### Aim
Extract the full listing verbatim and drop any pictures from your copy.
⁂
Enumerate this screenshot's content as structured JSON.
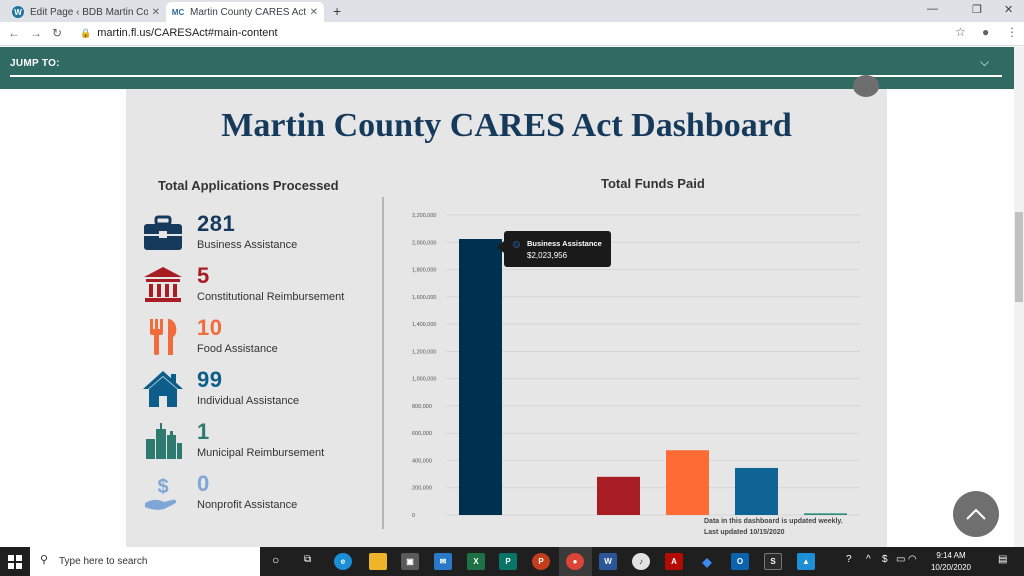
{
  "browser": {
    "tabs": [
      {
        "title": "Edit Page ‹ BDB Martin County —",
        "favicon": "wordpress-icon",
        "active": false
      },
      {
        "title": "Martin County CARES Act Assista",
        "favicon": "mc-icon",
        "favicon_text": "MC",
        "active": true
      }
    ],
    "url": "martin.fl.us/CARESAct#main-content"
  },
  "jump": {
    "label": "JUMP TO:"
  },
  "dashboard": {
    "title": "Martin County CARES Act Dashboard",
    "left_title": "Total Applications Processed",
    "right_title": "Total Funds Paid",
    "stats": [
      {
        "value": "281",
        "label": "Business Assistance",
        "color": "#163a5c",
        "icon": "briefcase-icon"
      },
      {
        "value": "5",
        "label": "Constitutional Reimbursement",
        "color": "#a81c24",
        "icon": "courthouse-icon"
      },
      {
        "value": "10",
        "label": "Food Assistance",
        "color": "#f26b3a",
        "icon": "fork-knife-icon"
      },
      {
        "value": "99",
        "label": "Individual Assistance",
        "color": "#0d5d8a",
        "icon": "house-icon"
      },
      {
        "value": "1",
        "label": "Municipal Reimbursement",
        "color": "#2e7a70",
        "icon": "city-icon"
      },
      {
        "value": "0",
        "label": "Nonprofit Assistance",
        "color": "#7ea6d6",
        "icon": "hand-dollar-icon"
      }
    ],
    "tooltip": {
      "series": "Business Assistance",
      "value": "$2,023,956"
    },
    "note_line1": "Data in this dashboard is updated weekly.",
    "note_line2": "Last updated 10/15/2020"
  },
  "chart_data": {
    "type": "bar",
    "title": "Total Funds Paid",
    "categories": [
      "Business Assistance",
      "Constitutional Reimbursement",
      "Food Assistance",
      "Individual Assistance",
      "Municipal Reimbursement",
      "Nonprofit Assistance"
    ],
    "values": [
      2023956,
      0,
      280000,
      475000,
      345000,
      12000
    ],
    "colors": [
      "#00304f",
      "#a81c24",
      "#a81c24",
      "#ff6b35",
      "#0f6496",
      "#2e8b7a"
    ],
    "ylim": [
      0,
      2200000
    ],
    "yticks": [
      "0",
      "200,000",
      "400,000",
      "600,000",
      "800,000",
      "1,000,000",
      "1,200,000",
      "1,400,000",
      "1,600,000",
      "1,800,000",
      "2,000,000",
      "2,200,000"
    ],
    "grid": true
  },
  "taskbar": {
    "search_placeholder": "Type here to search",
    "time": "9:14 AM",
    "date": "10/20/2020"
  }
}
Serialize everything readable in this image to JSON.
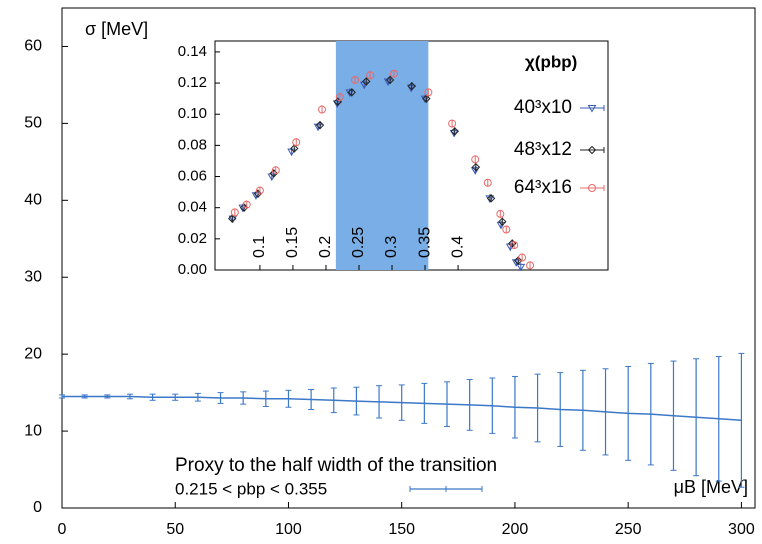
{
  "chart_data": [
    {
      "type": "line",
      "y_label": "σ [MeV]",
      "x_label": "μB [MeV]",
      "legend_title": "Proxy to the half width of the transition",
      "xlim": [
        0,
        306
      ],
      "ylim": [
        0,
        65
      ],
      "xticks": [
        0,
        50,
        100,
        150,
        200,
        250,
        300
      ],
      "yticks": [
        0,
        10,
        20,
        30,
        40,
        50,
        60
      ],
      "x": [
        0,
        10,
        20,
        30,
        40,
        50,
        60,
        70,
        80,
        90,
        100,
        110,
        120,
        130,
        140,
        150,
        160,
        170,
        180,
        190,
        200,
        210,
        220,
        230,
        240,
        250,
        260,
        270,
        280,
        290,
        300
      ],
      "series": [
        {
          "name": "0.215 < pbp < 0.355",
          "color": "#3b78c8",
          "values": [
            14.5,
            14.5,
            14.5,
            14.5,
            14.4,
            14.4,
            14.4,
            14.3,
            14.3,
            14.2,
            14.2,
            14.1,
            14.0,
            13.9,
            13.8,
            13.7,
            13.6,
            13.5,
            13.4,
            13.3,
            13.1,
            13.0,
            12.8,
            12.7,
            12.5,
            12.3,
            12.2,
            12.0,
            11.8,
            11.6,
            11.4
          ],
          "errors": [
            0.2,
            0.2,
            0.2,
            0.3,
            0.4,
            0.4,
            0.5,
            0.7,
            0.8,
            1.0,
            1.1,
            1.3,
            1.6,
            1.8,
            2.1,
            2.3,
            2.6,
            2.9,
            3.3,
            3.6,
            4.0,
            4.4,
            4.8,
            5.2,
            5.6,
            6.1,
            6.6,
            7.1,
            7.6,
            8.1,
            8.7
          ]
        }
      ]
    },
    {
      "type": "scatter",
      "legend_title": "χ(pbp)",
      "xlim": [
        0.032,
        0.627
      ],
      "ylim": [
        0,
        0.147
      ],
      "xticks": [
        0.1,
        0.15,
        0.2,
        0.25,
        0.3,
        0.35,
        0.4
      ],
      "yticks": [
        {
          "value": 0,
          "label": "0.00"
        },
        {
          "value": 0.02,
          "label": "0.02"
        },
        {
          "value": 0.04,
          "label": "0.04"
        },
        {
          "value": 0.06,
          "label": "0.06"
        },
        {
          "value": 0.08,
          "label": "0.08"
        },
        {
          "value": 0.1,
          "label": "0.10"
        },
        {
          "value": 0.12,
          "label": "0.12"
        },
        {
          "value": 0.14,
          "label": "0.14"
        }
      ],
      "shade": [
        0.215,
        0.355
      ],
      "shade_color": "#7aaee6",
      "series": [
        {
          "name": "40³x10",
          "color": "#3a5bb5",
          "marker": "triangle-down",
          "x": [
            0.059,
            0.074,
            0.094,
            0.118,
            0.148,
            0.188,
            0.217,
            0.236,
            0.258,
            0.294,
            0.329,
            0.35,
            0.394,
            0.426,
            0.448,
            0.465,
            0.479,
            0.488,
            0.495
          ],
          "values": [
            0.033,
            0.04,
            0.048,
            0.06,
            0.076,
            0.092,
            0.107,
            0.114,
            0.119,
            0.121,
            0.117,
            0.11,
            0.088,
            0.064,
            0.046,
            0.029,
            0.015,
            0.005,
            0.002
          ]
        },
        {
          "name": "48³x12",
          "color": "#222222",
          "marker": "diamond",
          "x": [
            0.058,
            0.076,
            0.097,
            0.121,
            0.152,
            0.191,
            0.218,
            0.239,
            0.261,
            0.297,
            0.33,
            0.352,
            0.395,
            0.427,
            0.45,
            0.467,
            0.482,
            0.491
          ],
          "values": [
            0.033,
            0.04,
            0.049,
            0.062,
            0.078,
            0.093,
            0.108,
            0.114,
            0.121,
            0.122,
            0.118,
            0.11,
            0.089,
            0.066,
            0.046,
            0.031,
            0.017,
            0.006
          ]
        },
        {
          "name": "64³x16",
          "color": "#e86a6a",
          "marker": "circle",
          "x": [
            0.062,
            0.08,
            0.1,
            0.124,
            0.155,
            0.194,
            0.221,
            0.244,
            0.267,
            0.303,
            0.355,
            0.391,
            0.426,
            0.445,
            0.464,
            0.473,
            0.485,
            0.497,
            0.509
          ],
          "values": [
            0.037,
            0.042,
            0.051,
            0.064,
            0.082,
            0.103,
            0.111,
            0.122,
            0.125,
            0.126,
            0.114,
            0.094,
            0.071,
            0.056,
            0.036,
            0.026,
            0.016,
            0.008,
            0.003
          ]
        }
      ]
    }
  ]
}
⁂
### Response
Enumerate this screenshot's content as structured JSON.
{
  "browser": {
    "tabs": [
      {
        "title": "Edit Page ‹ BDB Martin County —",
        "favicon": "wordpress-icon",
        "active": false
      },
      {
        "title": "Martin County CARES Act Assista",
        "favicon": "mc-icon",
        "favicon_text": "MC",
        "active": true
      }
    ],
    "url": "martin.fl.us/CARESAct#main-content"
  },
  "jump": {
    "label": "JUMP TO:"
  },
  "dashboard": {
    "title": "Martin County CARES Act Dashboard",
    "left_title": "Total Applications Processed",
    "right_title": "Total Funds Paid",
    "stats": [
      {
        "value": "281",
        "label": "Business Assistance",
        "color": "#163a5c",
        "icon": "briefcase-icon"
      },
      {
        "value": "5",
        "label": "Constitutional Reimbursement",
        "color": "#a81c24",
        "icon": "courthouse-icon"
      },
      {
        "value": "10",
        "label": "Food Assistance",
        "color": "#f26b3a",
        "icon": "fork-knife-icon"
      },
      {
        "value": "99",
        "label": "Individual Assistance",
        "color": "#0d5d8a",
        "icon": "house-icon"
      },
      {
        "value": "1",
        "label": "Municipal Reimbursement",
        "color": "#2e7a70",
        "icon": "city-icon"
      },
      {
        "value": "0",
        "label": "Nonprofit Assistance",
        "color": "#7ea6d6",
        "icon": "hand-dollar-icon"
      }
    ],
    "tooltip": {
      "series": "Business Assistance",
      "value": "$2,023,956"
    },
    "note_line1": "Data in this dashboard is updated weekly.",
    "note_line2": "Last updated 10/15/2020"
  },
  "chart_data": {
    "type": "bar",
    "title": "Total Funds Paid",
    "categories": [
      "Business Assistance",
      "Constitutional Reimbursement",
      "Food Assistance",
      "Individual Assistance",
      "Municipal Reimbursement",
      "Nonprofit Assistance"
    ],
    "values": [
      2023956,
      0,
      280000,
      475000,
      345000,
      12000
    ],
    "colors": [
      "#00304f",
      "#a81c24",
      "#a81c24",
      "#ff6b35",
      "#0f6496",
      "#2e8b7a"
    ],
    "ylim": [
      0,
      2200000
    ],
    "yticks": [
      "0",
      "200,000",
      "400,000",
      "600,000",
      "800,000",
      "1,000,000",
      "1,200,000",
      "1,400,000",
      "1,600,000",
      "1,800,000",
      "2,000,000",
      "2,200,000"
    ],
    "grid": true
  },
  "taskbar": {
    "search_placeholder": "Type here to search",
    "time": "9:14 AM",
    "date": "10/20/2020"
  }
}
Serialize everything readable in this image to JSON.
{
  "chart_data": [
    {
      "type": "line",
      "y_label": "σ [MeV]",
      "x_label": "μB [MeV]",
      "legend_title": "Proxy to the half width of the transition",
      "xlim": [
        0,
        306
      ],
      "ylim": [
        0,
        65
      ],
      "xticks": [
        0,
        50,
        100,
        150,
        200,
        250,
        300
      ],
      "yticks": [
        0,
        10,
        20,
        30,
        40,
        50,
        60
      ],
      "x": [
        0,
        10,
        20,
        30,
        40,
        50,
        60,
        70,
        80,
        90,
        100,
        110,
        120,
        130,
        140,
        150,
        160,
        170,
        180,
        190,
        200,
        210,
        220,
        230,
        240,
        250,
        260,
        270,
        280,
        290,
        300
      ],
      "series": [
        {
          "name": "0.215 < pbp < 0.355",
          "color": "#3b78c8",
          "values": [
            14.5,
            14.5,
            14.5,
            14.5,
            14.4,
            14.4,
            14.4,
            14.3,
            14.3,
            14.2,
            14.2,
            14.1,
            14.0,
            13.9,
            13.8,
            13.7,
            13.6,
            13.5,
            13.4,
            13.3,
            13.1,
            13.0,
            12.8,
            12.7,
            12.5,
            12.3,
            12.2,
            12.0,
            11.8,
            11.6,
            11.4
          ],
          "errors": [
            0.2,
            0.2,
            0.2,
            0.3,
            0.4,
            0.4,
            0.5,
            0.7,
            0.8,
            1.0,
            1.1,
            1.3,
            1.6,
            1.8,
            2.1,
            2.3,
            2.6,
            2.9,
            3.3,
            3.6,
            4.0,
            4.4,
            4.8,
            5.2,
            5.6,
            6.1,
            6.6,
            7.1,
            7.6,
            8.1,
            8.7
          ]
        }
      ]
    },
    {
      "type": "scatter",
      "legend_title": "χ(pbp)",
      "xlim": [
        0.032,
        0.627
      ],
      "ylim": [
        0,
        0.147
      ],
      "xticks": [
        0.1,
        0.15,
        0.2,
        0.25,
        0.3,
        0.35,
        0.4
      ],
      "yticks": [
        {
          "value": 0,
          "label": "0.00"
        },
        {
          "value": 0.02,
          "label": "0.02"
        },
        {
          "value": 0.04,
          "label": "0.04"
        },
        {
          "value": 0.06,
          "label": "0.06"
        },
        {
          "value": 0.08,
          "label": "0.08"
        },
        {
          "value": 0.1,
          "label": "0.10"
        },
        {
          "value": 0.12,
          "label": "0.12"
        },
        {
          "value": 0.14,
          "label": "0.14"
        }
      ],
      "shade": [
        0.215,
        0.355
      ],
      "shade_color": "#7aaee6",
      "series": [
        {
          "name": "40³x10",
          "color": "#3a5bb5",
          "marker": "triangle-down",
          "x": [
            0.059,
            0.074,
            0.094,
            0.118,
            0.148,
            0.188,
            0.217,
            0.236,
            0.258,
            0.294,
            0.329,
            0.35,
            0.394,
            0.426,
            0.448,
            0.465,
            0.479,
            0.488,
            0.495
          ],
          "values": [
            0.033,
            0.04,
            0.048,
            0.06,
            0.076,
            0.092,
            0.107,
            0.114,
            0.119,
            0.121,
            0.117,
            0.11,
            0.088,
            0.064,
            0.046,
            0.029,
            0.015,
            0.005,
            0.002
          ]
        },
        {
          "name": "48³x12",
          "color": "#222222",
          "marker": "diamond",
          "x": [
            0.058,
            0.076,
            0.097,
            0.121,
            0.152,
            0.191,
            0.218,
            0.239,
            0.261,
            0.297,
            0.33,
            0.352,
            0.395,
            0.427,
            0.45,
            0.467,
            0.482,
            0.491
          ],
          "values": [
            0.033,
            0.04,
            0.049,
            0.062,
            0.078,
            0.093,
            0.108,
            0.114,
            0.121,
            0.122,
            0.118,
            0.11,
            0.089,
            0.066,
            0.046,
            0.031,
            0.017,
            0.006
          ]
        },
        {
          "name": "64³x16",
          "color": "#e86a6a",
          "marker": "circle",
          "x": [
            0.062,
            0.08,
            0.1,
            0.124,
            0.155,
            0.194,
            0.221,
            0.244,
            0.267,
            0.303,
            0.355,
            0.391,
            0.426,
            0.445,
            0.464,
            0.473,
            0.485,
            0.497,
            0.509
          ],
          "values": [
            0.037,
            0.042,
            0.051,
            0.064,
            0.082,
            0.103,
            0.111,
            0.122,
            0.125,
            0.126,
            0.114,
            0.094,
            0.071,
            0.056,
            0.036,
            0.026,
            0.016,
            0.008,
            0.003
          ]
        }
      ]
    }
  ]
}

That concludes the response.